TASK GOAL ->
Rewrite the entries in the stretch from the line containing "series-line: [99, 82, 831, 361]" through the line containing "list every element", putting "legend-text" wherever "legend-label" appears and leaving everything else the same.

___ INPUT MATERIAL ___

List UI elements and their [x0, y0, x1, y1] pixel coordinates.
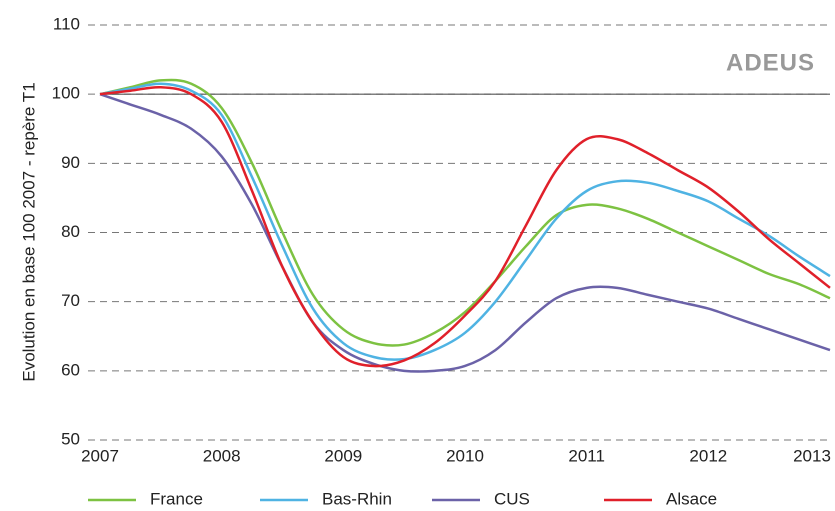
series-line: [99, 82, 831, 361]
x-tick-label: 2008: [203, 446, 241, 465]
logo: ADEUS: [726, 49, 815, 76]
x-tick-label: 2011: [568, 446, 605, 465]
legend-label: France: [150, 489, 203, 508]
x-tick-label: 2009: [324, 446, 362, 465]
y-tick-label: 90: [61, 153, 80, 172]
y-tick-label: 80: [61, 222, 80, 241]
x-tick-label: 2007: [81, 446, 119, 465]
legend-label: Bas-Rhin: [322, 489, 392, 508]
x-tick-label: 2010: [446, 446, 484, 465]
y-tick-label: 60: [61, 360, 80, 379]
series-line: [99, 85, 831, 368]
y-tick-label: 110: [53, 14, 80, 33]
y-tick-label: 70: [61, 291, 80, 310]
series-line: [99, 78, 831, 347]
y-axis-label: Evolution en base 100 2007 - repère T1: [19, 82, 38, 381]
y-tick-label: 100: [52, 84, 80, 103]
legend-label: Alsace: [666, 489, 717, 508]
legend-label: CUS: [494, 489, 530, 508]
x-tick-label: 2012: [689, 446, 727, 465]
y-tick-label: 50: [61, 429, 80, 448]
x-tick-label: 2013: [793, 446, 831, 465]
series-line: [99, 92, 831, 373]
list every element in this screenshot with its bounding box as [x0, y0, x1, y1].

___
___ INPUT MATERIAL ___

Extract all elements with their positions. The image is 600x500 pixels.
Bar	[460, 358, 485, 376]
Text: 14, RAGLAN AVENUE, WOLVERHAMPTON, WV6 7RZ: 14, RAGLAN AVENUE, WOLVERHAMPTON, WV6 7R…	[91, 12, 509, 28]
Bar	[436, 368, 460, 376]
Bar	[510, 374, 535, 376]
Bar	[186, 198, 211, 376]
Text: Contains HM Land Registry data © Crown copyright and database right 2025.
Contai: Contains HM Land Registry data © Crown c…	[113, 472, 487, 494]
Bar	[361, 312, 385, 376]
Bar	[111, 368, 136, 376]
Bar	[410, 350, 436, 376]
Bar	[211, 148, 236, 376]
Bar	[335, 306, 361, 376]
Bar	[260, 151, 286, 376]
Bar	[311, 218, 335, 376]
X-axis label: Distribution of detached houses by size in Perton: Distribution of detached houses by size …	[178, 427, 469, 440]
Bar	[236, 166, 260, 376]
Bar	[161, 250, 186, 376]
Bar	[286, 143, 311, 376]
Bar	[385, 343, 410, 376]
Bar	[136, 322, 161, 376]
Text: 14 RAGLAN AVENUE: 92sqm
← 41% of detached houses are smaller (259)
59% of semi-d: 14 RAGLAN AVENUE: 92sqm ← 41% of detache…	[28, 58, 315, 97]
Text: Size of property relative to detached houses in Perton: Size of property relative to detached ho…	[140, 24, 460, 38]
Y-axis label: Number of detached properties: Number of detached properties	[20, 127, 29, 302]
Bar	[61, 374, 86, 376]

___

SOLUTION ->
series-line: [99, 82, 831, 361]
x-tick-label: 2008: [203, 446, 241, 465]
logo: ADEUS: [726, 49, 815, 76]
x-tick-label: 2011: [568, 446, 605, 465]
legend-text: France: [150, 489, 203, 508]
x-tick-label: 2009: [324, 446, 362, 465]
y-tick-label: 90: [61, 153, 80, 172]
y-tick-label: 80: [61, 222, 80, 241]
x-tick-label: 2007: [81, 446, 119, 465]
legend-text: Bas-Rhin: [322, 489, 392, 508]
x-tick-label: 2010: [446, 446, 484, 465]
y-tick-label: 60: [61, 360, 80, 379]
series-line: [99, 85, 831, 368]
y-tick-label: 110: [53, 14, 80, 33]
y-tick-label: 70: [61, 291, 80, 310]
series-line: [99, 78, 831, 347]
y-axis-label: Evolution en base 100 2007 - repère T1: [19, 82, 38, 381]
y-tick-label: 100: [52, 84, 80, 103]
legend-text: Alsace: [666, 489, 717, 508]
legend-text: CUS: [494, 489, 530, 508]
x-tick-label: 2012: [689, 446, 727, 465]
y-tick-label: 50: [61, 429, 80, 448]
x-tick-label: 2013: [793, 446, 831, 465]
series-line: [99, 92, 831, 373]
list every element in this screenshot with its bounding box as [x0, y0, x1, y1].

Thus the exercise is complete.